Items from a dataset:
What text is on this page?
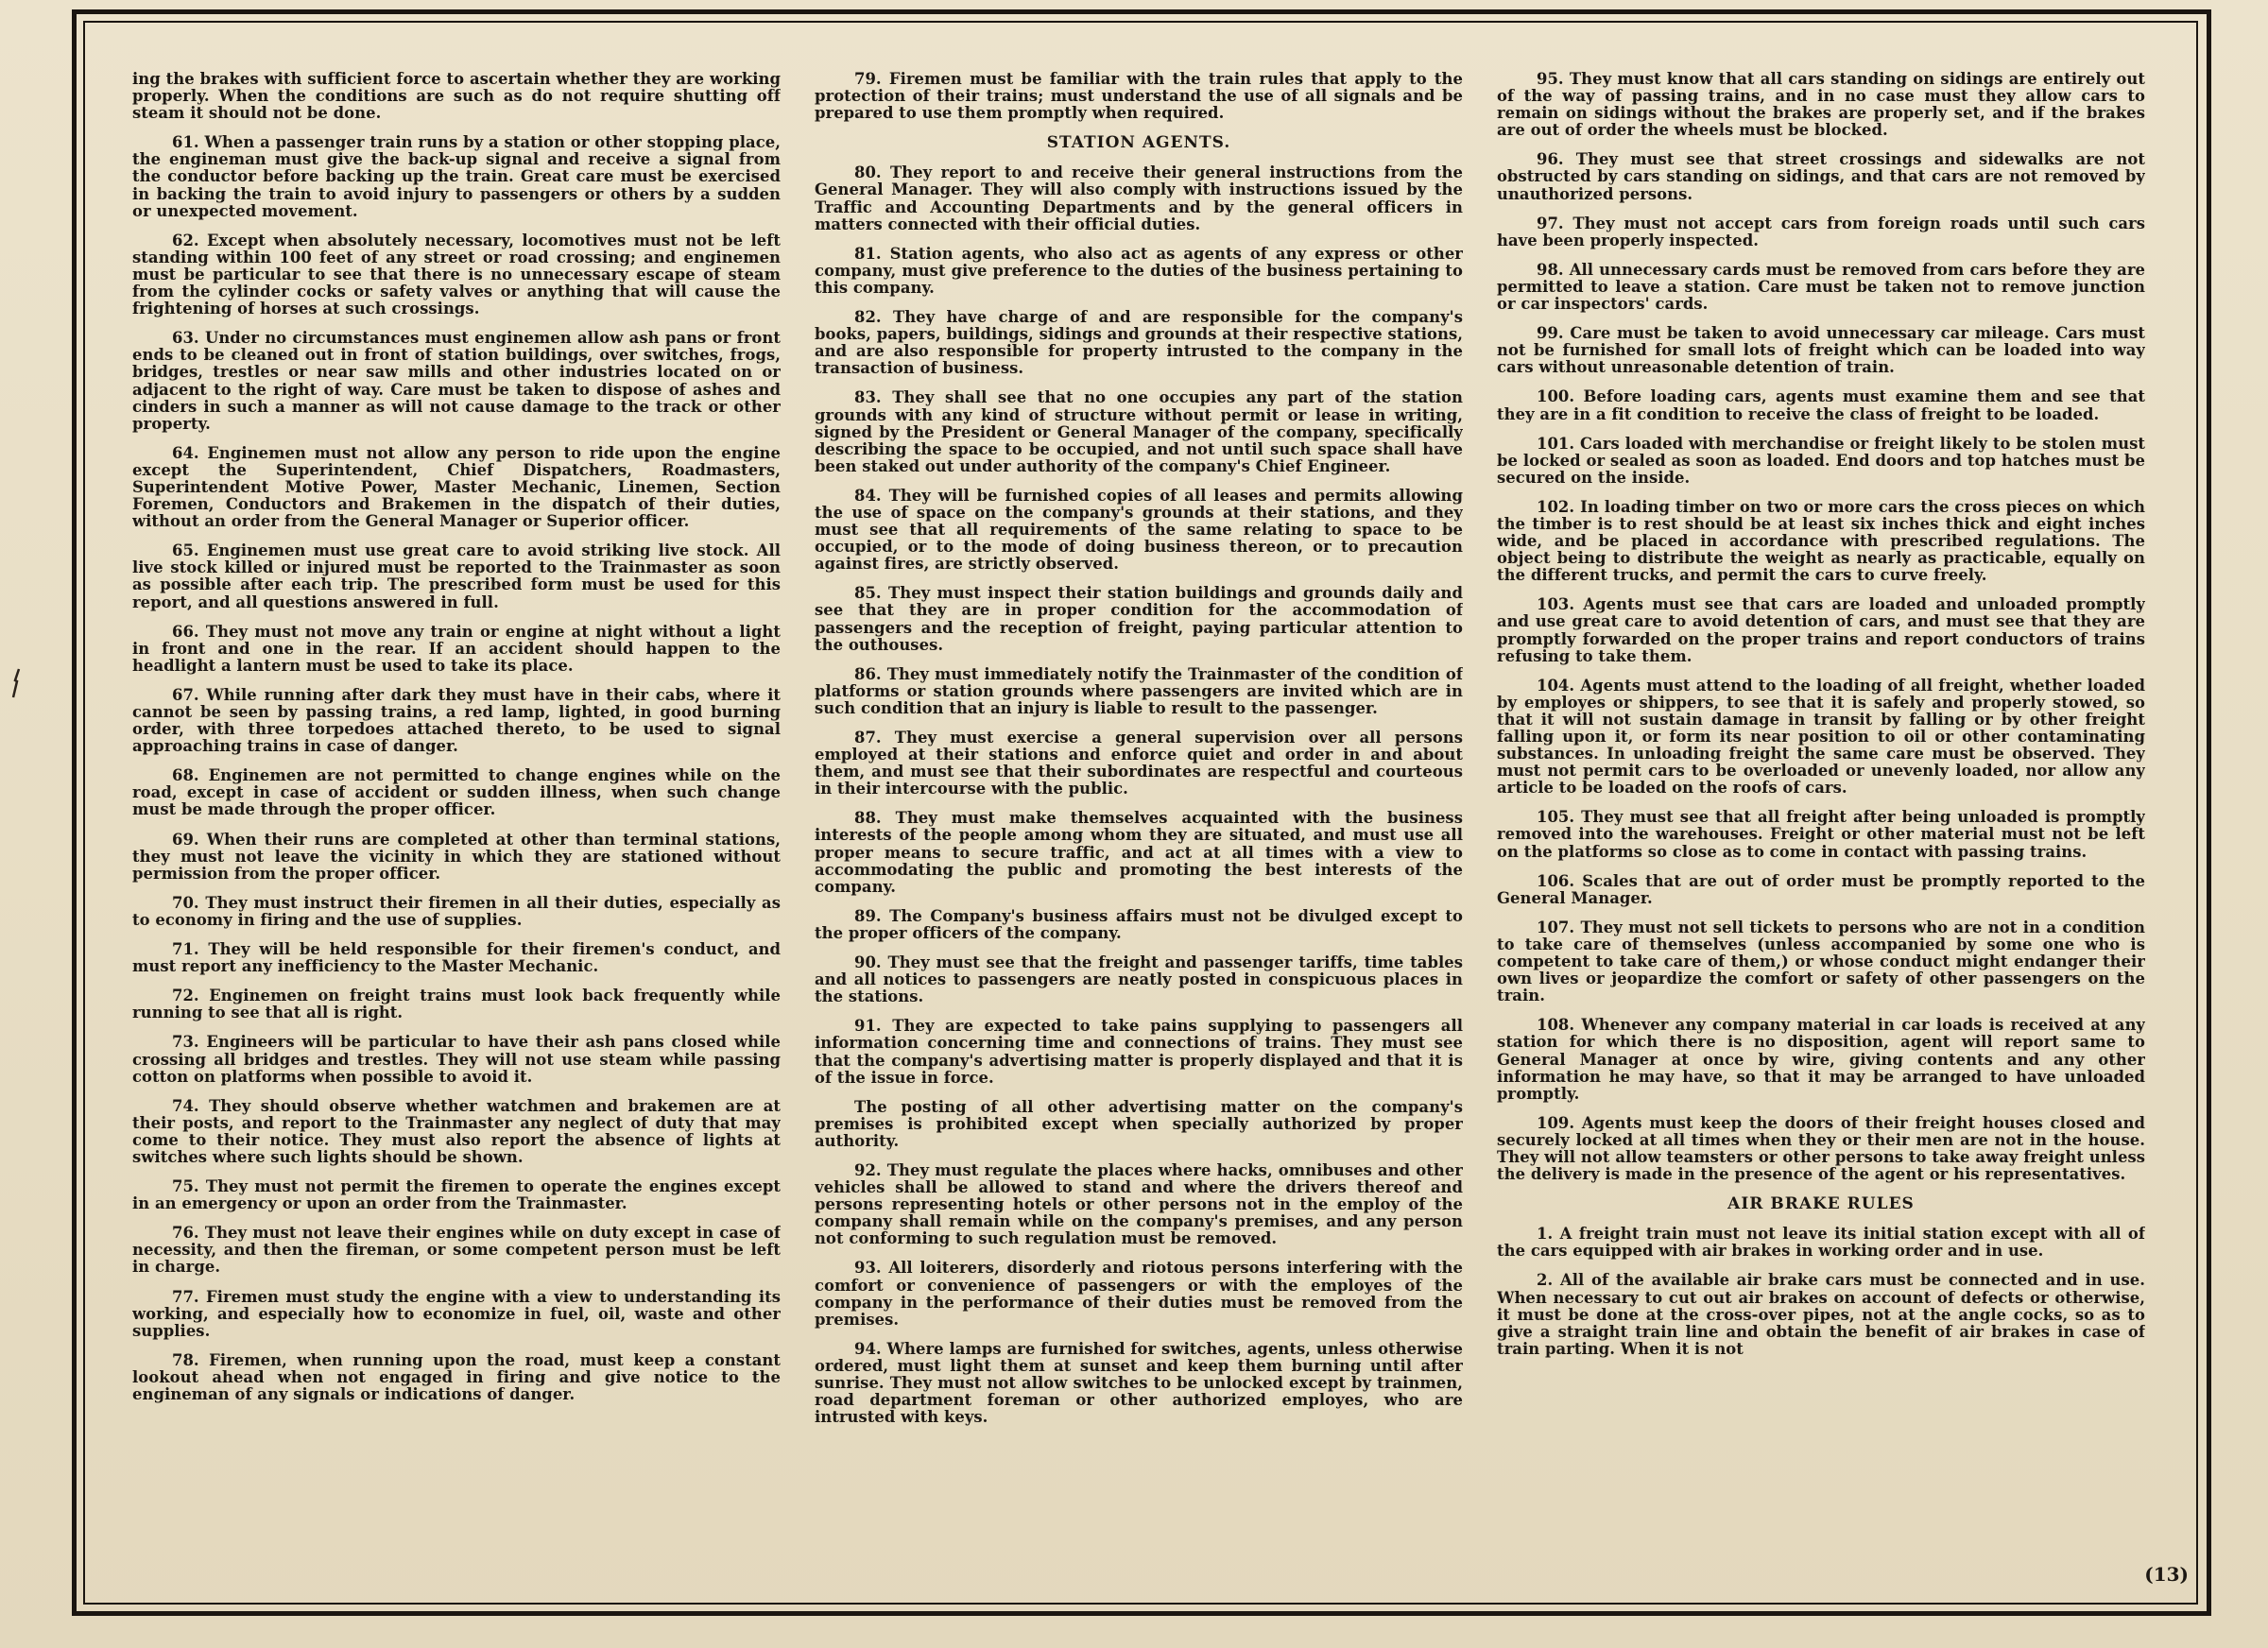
ing the brakes with sufficient force to ascertain whether they are working properly. When the conditions are such as do not require shutting off steam it should not be done.

61. When a passenger train runs by a station or other stopping place, the engineman must give the back-up signal and receive a signal from the conductor before backing up the train. Great care must be exercised in backing the train to avoid injury to passengers or others by a sudden or unexpected movement.

62. Except when absolutely necessary, locomotives must not be left standing within 100 feet of any street or road crossing; and enginemen must be particular to see that there is no unnecessary escape of steam from the cylinder cocks or safety valves or anything that will cause the frightening of horses at such crossings.

63. Under no circumstances must enginemen allow ash pans or front ends to be cleaned out in front of station buildings, over switches, frogs, bridges, trestles or near saw mills and other industries located on or adjacent to the right of way. Care must be taken to dispose of ashes and cinders in such a manner as will not cause damage to the track or other property.

64. Enginemen must not allow any person to ride upon the engine except the Superintendent, Chief Dispatchers, Roadmasters, Superintendent Motive Power, Master Mechanic, Linemen, Section Foremen, Conductors and Brakemen in the dispatch of their duties, without an order from the General Manager or Superior officer.

65. Enginemen must use great care to avoid striking live stock. All live stock killed or injured must be reported to the Trainmaster as soon as possible after each trip. The prescribed form must be used for this report, and all questions answered in full.

66. They must not move any train or engine at night without a light in front and one in the rear. If an accident should happen to the headlight a lantern must be used to take its place.

67. While running after dark they must have in their cabs, where it cannot be seen by passing trains, a red lamp, lighted, in good burning order, with three torpedoes attached thereto, to be used to signal approaching trains in case of danger.

68. Enginemen are not permitted to change engines while on the road, except in case of accident or sudden illness, when such change must be made through the proper officer.

69. When their runs are completed at other than terminal stations, they must not leave the vicinity in which they are stationed without permission from the proper officer.

70. They must instruct their firemen in all their duties, especially as to economy in firing and the use of supplies.

71. They will be held responsible for their firemen's conduct, and must report any inefficiency to the Master Mechanic.

72. Enginemen on freight trains must look back frequently while running to see that all is right.

73. Engineers will be particular to have their ash pans closed while crossing all bridges and trestles. They will not use steam while passing cotton on platforms when possible to avoid it.

74. They should observe whether watchmen and brakemen are at their posts, and report to the Trainmaster any neglect of duty that may come to their notice. They must also report the absence of lights at switches where such lights should be shown.

75. They must not permit the firemen to operate the engines except in an emergency or upon an order from the Trainmaster.

76. They must not leave their engines while on duty except in case of necessity, and then the fireman, or some competent person must be left in charge.

77. Firemen must study the engine with a view to understanding its working, and especially how to economize in fuel, oil, waste and other supplies.

78. Firemen, when running upon the road, must keep a constant lookout ahead when not engaged in firing and give notice to the engineman of any signals or indications of danger.

79. Firemen must be familiar with the train rules that apply to the protection of their trains; must understand the use of all signals and be prepared to use them promptly when required.

STATION AGENTS.

80. They report to and receive their general instructions from the General Manager. They will also comply with instructions issued by the Traffic and Accounting Departments and by the general officers in matters connected with their official duties.

81. Station agents, who also act as agents of any express or other company, must give preference to the duties of the business pertaining to this company.

82. They have charge of and are responsible for the company's books, papers, buildings, sidings and grounds at their respective stations, and are also responsible for property intrusted to the company in the transaction of business.

83. They shall see that no one occupies any part of the station grounds with any kind of structure without permit or lease in writing, signed by the President or General Manager of the company, specifically describing the space to be occupied, and not until such space shall have been staked out under authority of the company's Chief Engineer.

84. They will be furnished copies of all leases and permits allowing the use of space on the company's grounds at their stations, and they must see that all requirements of the same relating to space to be occupied, or to the mode of doing business thereon, or to precaution against fires, are strictly observed.

85. They must inspect their station buildings and grounds daily and see that they are in proper condition for the accommodation of passengers and the reception of freight, paying particular attention to the outhouses.

86. They must immediately notify the Trainmaster of the condition of platforms or station grounds where passengers are invited which are in such condition that an injury is liable to result to the passenger.

87. They must exercise a general supervision over all persons employed at their stations and enforce quiet and order in and about them, and must see that their subordinates are respectful and courteous in their intercourse with the public.

88. They must make themselves acquainted with the business interests of the people among whom they are situated, and must use all proper means to secure traffic, and act at all times with a view to accommodating the public and promoting the best interests of the company.

89. The Company's business affairs must not be divulged except to the proper officers of the company.

90. They must see that the freight and passenger tariffs, time tables and all notices to passengers are neatly posted in conspicuous places in the stations.

91. They are expected to take pains supplying to passengers all information concerning time and connections of trains. They must see that the company's advertising matter is properly displayed and that it is of the issue in force.

The posting of all other advertising matter on the company's premises is prohibited except when specially authorized by proper authority.

92. They must regulate the places where hacks, omnibuses and other vehicles shall be allowed to stand and where the drivers thereof and persons representing hotels or other persons not in the employ of the company shall remain while on the company's premises, and any person not conforming to such regulation must be removed.

93. All loiterers, disorderly and riotous persons interfering with the comfort or convenience of passengers or with the employes of the company in the performance of their duties must be removed from the premises.

94. Where lamps are furnished for switches, agents, unless otherwise ordered, must light them at sunset and keep them burning until after sunrise. They must not allow switches to be unlocked except by trainmen, road department foreman or other authorized employes, who are intrusted with keys.

95. They must know that all cars standing on sidings are entirely out of the way of passing trains, and in no case must they allow cars to remain on sidings without the brakes are properly set, and if the brakes are out of order the wheels must be blocked.

96. They must see that street crossings and sidewalks are not obstructed by cars standing on sidings, and that cars are not removed by unauthorized persons.

97. They must not accept cars from foreign roads until such cars have been properly inspected.

98. All unnecessary cards must be removed from cars before they are permitted to leave a station. Care must be taken not to remove junction or car inspectors' cards.

99. Care must be taken to avoid unnecessary car mileage. Cars must not be furnished for small lots of freight which can be loaded into way cars without unreasonable detention of train.

100. Before loading cars, agents must examine them and see that they are in a fit condition to receive the class of freight to be loaded.

101. Cars loaded with merchandise or freight likely to be stolen must be locked or sealed as soon as loaded. End doors and top hatches must be secured on the inside.

102. In loading timber on two or more cars the cross pieces on which the timber is to rest should be at least six inches thick and eight inches wide, and be placed in accordance with prescribed regulations. The object being to distribute the weight as nearly as practicable, equally on the different trucks, and permit the cars to curve freely.

103. Agents must see that cars are loaded and unloaded promptly and use great care to avoid detention of cars, and must see that they are promptly forwarded on the proper trains and report conductors of trains refusing to take them.

104. Agents must attend to the loading of all freight, whether loaded by employes or shippers, to see that it is safely and properly stowed, so that it will not sustain damage in transit by falling or by other freight falling upon it, or form its near position to oil or other contaminating substances. In unloading freight the same care must be observed. They must not permit cars to be overloaded or unevenly loaded, nor allow any article to be loaded on the roofs of cars.

105. They must see that all freight after being unloaded is promptly removed into the warehouses. Freight or other material must not be left on the platforms so close as to come in contact with passing trains.

106. Scales that are out of order must be promptly reported to the General Manager.

107. They must not sell tickets to persons who are not in a condition to take care of themselves (unless accompanied by some one who is competent to take care of them,) or whose conduct might endanger their own lives or jeopardize the comfort or safety of other passengers on the train.

108. Whenever any company material in car loads is received at any station for which there is no disposition, agent will report same to General Manager at once by wire, giving contents and any other information he may have, so that it may be arranged to have unloaded promptly.

109. Agents must keep the doors of their freight houses closed and securely locked at all times when they or their men are not in the house. They will not allow teamsters or other persons to take away freight unless the delivery is made in the presence of the agent or his representatives.

AIR BRAKE RULES

1. A freight train must not leave its initial station except with all of the cars equipped with air brakes in working order and in use.

2. All of the available air brake cars must be connected and in use. When necessary to cut out air brakes on account of defects or otherwise, it must be done at the cross-over pipes, not at the angle cocks, so as to give a straight train line and obtain the benefit of air brakes in case of train parting. When it is not

(13)
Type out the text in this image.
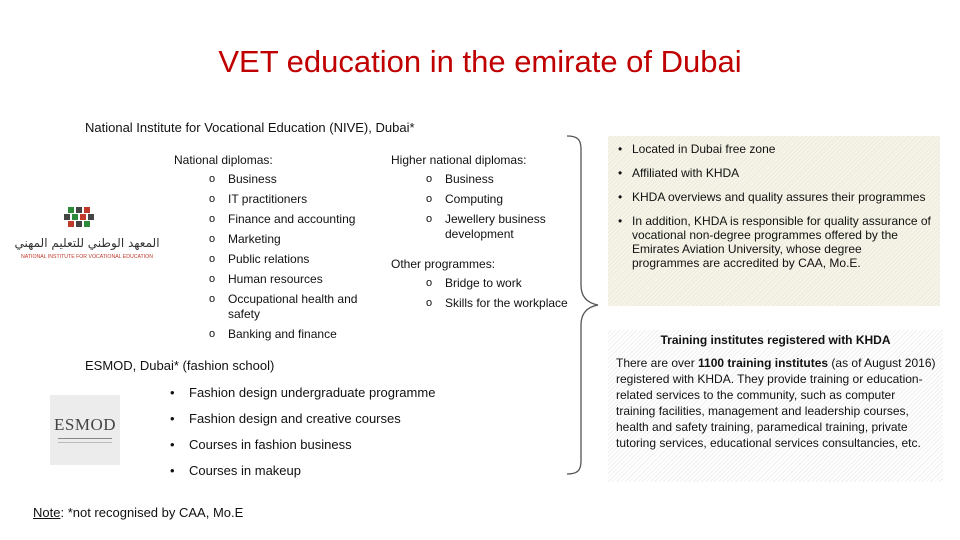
VET education in the emirate of Dubai
National Institute for Vocational Education (NIVE), Dubai*
المعهد الوطني للتعليم المهني
NATIONAL INSTITUTE FOR VOCATIONAL EDUCATION
National diplomas:
o Business
o IT practitioners
o Finance and accounting
o Marketing
o Public relations
o Human resources
o Occupational health and safety
o Banking and finance
Higher national diplomas:
o Business
o Computing
o Jewellery business development
Other programmes:
o Bridge to work
o Skills for the workplace
ESMOD, Dubai* (fashion school)
ESMOD
• Fashion design undergraduate programme
• Fashion design and creative courses
• Courses in fashion business
• Courses in makeup
Note: *not recognised by CAA, Mo.E
• Located in Dubai free zone
• Affiliated with KHDA
• KHDA overviews and quality assures their programmes
• In addition, KHDA is responsible for quality assurance of vocational non-degree programmes offered by the Emirates Aviation University, whose degree programmes are accredited by CAA, Mo.E.
Training institutes registered with KHDA
There are over 1100 training institutes (as of August 2016) registered with KHDA. They provide training or education-related services to the community, such as computer training facilities, management and leadership courses, health and safety training, paramedical training, private tutoring services, educational services consultancies, etc.
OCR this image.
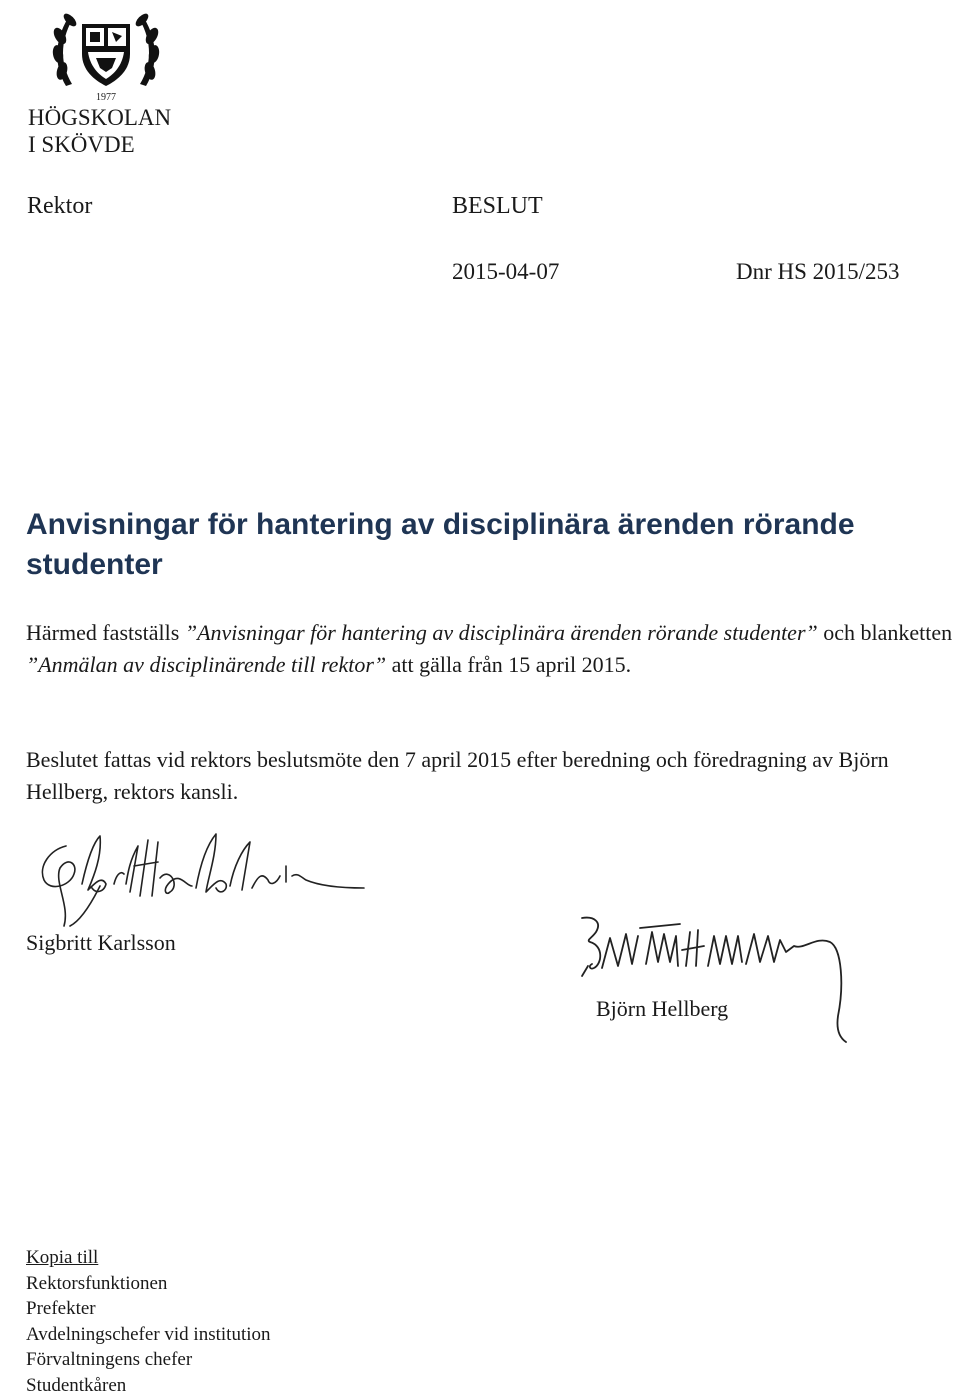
1977
HÖGSKOLAN
I SKÖVDE
Rektor	BESLUT
2015-04-07	Dnr HS 2015/253
Anvisningar för hantering av disciplinära ärenden rörande studenter
Härmed fastställs ”Anvisningar för hantering av disciplinära ärenden rörande studenter” och blanketten ”Anmälan av disciplinärende till rektor” att gälla från 15 april 2015.
Beslutet fattas vid rektors beslutsmöte den 7 april 2015 efter beredning och föredragning av Björn Hellberg, rektors kansli.
Sigbritt Karlsson
Björn Hellberg
Kopia till
Rektorsfunktionen
Prefekter
Avdelningschefer vid institution
Förvaltningens chefer
Studentkåren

__EXERCISE DESCRIPTION__.
Repeat exactly the lines from the one containing "OCR this image." through the last line of the records above, both included, and leave out the pictures.

__FULL SOLUTION__.
OCR this image.
1977
HÖGSKOLAN
I SKÖVDE
Rektor	BESLUT
2015-04-07	Dnr HS 2015/253
Anvisningar för hantering av disciplinära ärenden rörande studenter
Härmed fastställs ”Anvisningar för hantering av disciplinära ärenden rörande studenter” och blanketten ”Anmälan av disciplinärende till rektor” att gälla från 15 april 2015.
Beslutet fattas vid rektors beslutsmöte den 7 april 2015 efter beredning och föredragning av Björn Hellberg, rektors kansli.
Sigbritt Karlsson
Björn Hellberg
Kopia till
Rektorsfunktionen
Prefekter
Avdelningschefer vid institution
Förvaltningens chefer
Studentkåren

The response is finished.